Tasks and exercises:
1. In the thread about statmount(), which branch of which tree were the patches applied to?
2. Repeat the thread about statmount() word for word from "Jan Kara Nov." to "after every change.".

Well, yes, the idea was to be able to avoid the overhead of scanning the

proc mount table(s) pretty much entirely, particularly bad for rapid fire

event handling such as a largish number of rapid mounta or umounts.


Ian
Christian Brauner Nov. 14, 2024, 11:29 a.m. UTC | #12
On Wed, Nov 13, 2024 at 08:45:06AM -0500, Jeff Layton wrote:
> On Wed, 2024-11-13 at 12:27 +0100, Karel Zak wrote:
> > On Tue, Nov 12, 2024 at 02:39:21PM GMT, Christian Brauner wrote:
> > > On Mon, 11 Nov 2024 10:09:54 -0500, Jeff Layton wrote:
> > > > Meta has some internal logging that scrapes /proc/self/mountinfo today.
> > > > I'd like to convert it to use listmount()/statmount(), so we can do a
> > > > better job of monitoring with containers. We're missing some fields
> > > > though. This patchset adds them.
> > > > 
> > > > 
> > > 
> > > Applied to the vfs.misc branch of the vfs/vfs.git tree.
> > > Patches in the vfs.misc branch should appear in linux-next soon.
> > 
> > Jeff, thank you for this!
> > 
> > I have already implemented support for statmount() and listmount() in
> > libmount (PR: https://github.com/util-linux/util-linux/pull/3092). The
> > only remaining issue was the mount source and incomplete file system
> > type.
> > 
> 
> Unfortunately, I think we might be missing something else:
> 
> The mountinfo (and "mounts") file generator calls show_sb_opts() which
> generates some strings from the sb->s_flags field and then calls
> security_sb_show_options(). statmount() will give you the s_flags field
> (or an equivalent), but it doesn't give you the security options
> string. So, those aren't currently visible from statmount().
> 
> How should we expose those? Should we create a new statmount string
> field and populate it, or is it better to just tack them onto the end
> of the statmount.mnt_opts string?

I'm leaning towards using a separate field because mnt_opts/opts_array
is about filesystem specific mount options whereas the security mount
options are somewhat generic. So it's easy to tell them apart.
Jan Kara Nov. 14, 2024, 11:56 a.m. UTC | #13
On Thu 14-11-24 09:45:23, Ian Kent wrote:
> On 13/11/24 23:18, Jan Kara wrote:
> > On Wed 13-11-24 08:45:06, Jeff Layton wrote:
> > > On Wed, 2024-11-13 at 12:27 +0100, Karel Zak wrote:
> > > > On Tue, Nov 12, 2024 at 02:39:21PM GMT, Christian Brauner wrote:
> > > > Next on the wish list is a notification (a file descriptor that can be
> > > > used in epoll) that returns a 64-bit ID when there is a change in the
> > > > mount node. This will enable us to enhance systemd so that it does not
> > > > have to read the entire mount table after every change.
> > > > 
> > > New fanotify events for mount table changes, perhaps?
> > Now that I'm looking at it I'm not sure fanotify is a great fit for this
> > usecase. A lot of fanotify functionality does not really work for virtual
> > filesystems such as proc and hence we generally try to discourage use of
> > fanotify for them. So just supporting one type of event (like FAN_MODIFY)

Data lines:
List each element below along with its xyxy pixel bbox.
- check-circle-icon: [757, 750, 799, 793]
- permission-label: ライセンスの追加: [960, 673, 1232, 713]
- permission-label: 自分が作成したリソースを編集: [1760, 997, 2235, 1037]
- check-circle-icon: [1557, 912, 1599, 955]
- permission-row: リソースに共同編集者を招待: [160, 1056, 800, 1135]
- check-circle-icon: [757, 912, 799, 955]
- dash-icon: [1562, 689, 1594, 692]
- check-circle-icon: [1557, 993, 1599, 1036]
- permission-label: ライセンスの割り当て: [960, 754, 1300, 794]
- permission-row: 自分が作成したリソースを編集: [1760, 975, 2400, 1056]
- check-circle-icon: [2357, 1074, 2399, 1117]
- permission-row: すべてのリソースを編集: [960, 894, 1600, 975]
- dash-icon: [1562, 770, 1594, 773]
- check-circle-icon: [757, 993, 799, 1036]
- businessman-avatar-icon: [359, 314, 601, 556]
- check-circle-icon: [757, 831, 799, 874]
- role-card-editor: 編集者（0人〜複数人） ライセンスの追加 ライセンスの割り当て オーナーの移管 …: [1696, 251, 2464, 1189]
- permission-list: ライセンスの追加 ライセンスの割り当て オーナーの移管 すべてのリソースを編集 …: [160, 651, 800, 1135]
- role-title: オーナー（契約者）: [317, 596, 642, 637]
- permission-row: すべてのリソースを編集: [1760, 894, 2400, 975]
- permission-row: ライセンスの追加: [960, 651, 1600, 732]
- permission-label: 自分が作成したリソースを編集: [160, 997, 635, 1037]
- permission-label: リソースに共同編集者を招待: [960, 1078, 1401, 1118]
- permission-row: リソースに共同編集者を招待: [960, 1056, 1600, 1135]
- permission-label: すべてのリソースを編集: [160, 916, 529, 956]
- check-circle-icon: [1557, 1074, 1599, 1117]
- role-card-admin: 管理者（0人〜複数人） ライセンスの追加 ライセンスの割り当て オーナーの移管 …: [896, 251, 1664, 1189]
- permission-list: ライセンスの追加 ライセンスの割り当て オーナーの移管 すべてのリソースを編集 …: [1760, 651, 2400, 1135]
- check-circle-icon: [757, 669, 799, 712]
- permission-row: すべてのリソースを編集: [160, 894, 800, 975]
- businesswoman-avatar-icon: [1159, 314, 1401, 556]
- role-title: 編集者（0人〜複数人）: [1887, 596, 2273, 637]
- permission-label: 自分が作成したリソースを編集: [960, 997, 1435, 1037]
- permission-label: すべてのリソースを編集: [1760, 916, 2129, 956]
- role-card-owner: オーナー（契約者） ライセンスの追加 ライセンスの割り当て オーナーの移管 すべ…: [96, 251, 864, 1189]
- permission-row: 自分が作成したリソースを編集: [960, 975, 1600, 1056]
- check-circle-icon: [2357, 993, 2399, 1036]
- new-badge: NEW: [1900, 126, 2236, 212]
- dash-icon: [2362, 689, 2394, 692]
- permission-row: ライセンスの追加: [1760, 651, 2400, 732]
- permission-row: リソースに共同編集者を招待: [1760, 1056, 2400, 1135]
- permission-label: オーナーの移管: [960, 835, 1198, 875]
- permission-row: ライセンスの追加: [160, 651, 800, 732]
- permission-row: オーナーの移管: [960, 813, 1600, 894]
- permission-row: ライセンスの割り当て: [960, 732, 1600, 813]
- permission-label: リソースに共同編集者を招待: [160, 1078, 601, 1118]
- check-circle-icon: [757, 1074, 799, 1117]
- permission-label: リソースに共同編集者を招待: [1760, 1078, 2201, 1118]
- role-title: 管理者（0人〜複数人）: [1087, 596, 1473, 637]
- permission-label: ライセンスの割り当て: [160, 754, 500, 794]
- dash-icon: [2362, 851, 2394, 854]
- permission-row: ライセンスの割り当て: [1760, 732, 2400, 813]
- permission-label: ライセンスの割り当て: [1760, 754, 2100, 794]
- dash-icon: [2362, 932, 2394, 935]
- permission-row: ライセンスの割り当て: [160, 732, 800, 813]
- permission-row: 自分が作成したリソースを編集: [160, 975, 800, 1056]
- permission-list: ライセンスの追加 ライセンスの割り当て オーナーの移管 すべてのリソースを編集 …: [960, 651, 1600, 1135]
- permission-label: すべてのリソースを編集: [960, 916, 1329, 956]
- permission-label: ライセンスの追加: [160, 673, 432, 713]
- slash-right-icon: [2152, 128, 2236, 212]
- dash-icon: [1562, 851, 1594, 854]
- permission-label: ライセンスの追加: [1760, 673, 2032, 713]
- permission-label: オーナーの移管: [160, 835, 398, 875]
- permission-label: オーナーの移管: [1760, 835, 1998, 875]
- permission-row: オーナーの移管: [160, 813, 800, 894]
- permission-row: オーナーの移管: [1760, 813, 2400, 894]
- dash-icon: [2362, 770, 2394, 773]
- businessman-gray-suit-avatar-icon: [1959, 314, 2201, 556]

Written responses:
1. The vfs.misc branch of the vfs/vfs.git tree.

2.
Jan Kara Nov. 14, 2024, 11:56 a.m. UTC | #13
On Thu 14-11-24 09:45:23, Ian Kent wrote:
> On 13/11/24 23:18, Jan Kara wrote:
> > On Wed 13-11-24 08:45:06, Jeff Layton wrote:
> > > On Wed, 2024-11-13 at 12:27 +0100, Karel Zak wrote:
> > > > On Tue, Nov 12, 2024 at 02:39:21PM GMT, Christian Brauner wrote:
> > > > Next on the wish list is a notification (a file descriptor that can be
> > > > used in epoll) that returns a 64-bit ID when there is a change in the
> > > > mount node. This will enable us to enhance systemd so that it does not
> > > > have to read the entire mount table after every change.